### [Work required]
Below are the records; pull every line that includes "Zhang".

### [Data to process]
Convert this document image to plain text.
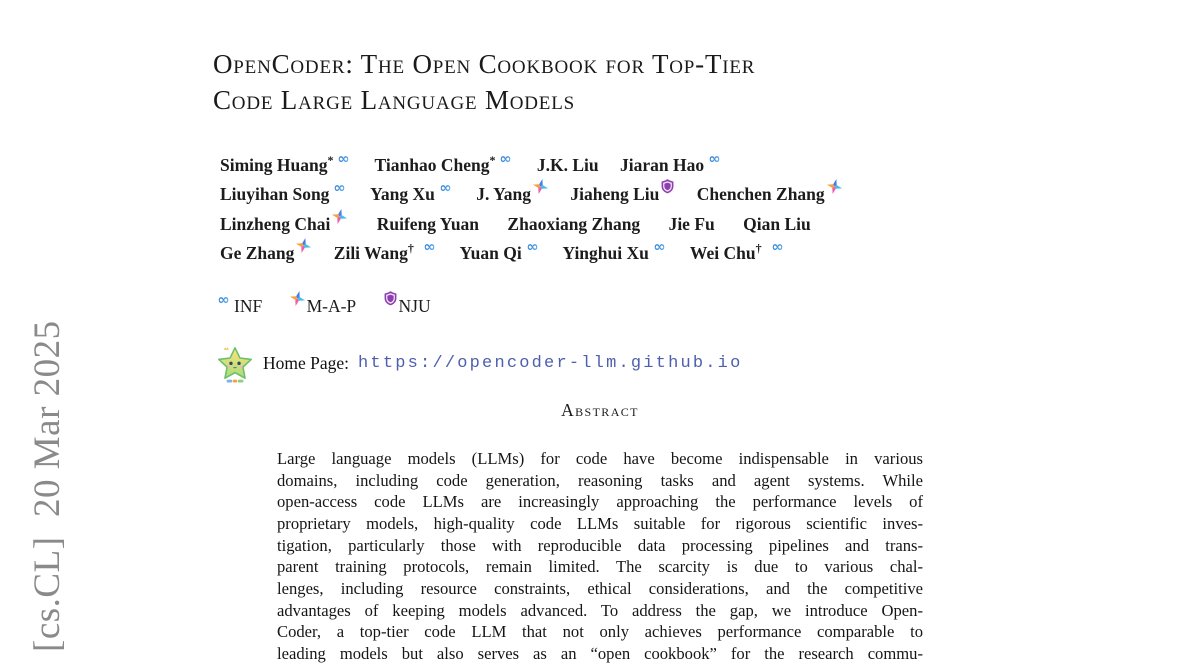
[cs.CL]  20 Mar 2025
OpenCoder: The Open Cookbook for Top-Tier
Code Large Language Models
Siming Huang* Tianhao Cheng* J.K. Liu Jiaran Hao
Liuyihan Song Yang Xu J. Yang Jiaheng Liu Chenchen Zhang
Linzheng Chai	Ruifeng Yuan Zhaoxiang Zhang Jie Fu Qian Liu
Ge Zhang Zili Wang†	Yuan Qi Yinghui Xu Wei Chu†
INF	M-A-P NJU
Home Page: https://opencoder-llm.github.io
Abstract
Large language models (LLMs) for code have become indispensable in various
domains, including code generation, reasoning tasks and agent systems. While
open-access code LLMs are increasingly approaching the performance levels of
proprietary models, high-quality code LLMs suitable for rigorous scientific inves-
tigation, particularly those with reproducible data processing pipelines and trans-
parent training protocols, remain limited. The scarcity is due to various chal-
lenges, including resource constraints, ethical considerations, and the competitive
advantages of keeping models advanced. To address the gap, we introduce Open-
Coder, a top-tier code LLM that not only achieves performance comparable to
leading models but also serves as an “open cookbook” for the research commu-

### [Task output]
Liuyihan Song Yang Xu J. Yang Jiaheng Liu Chenchen Zhang
Linzheng Chai	Ruifeng Yuan Zhaoxiang Zhang Jie Fu Qian Liu
Ge Zhang Zili Wang†	Yuan Qi Yinghui Xu Wei Chu†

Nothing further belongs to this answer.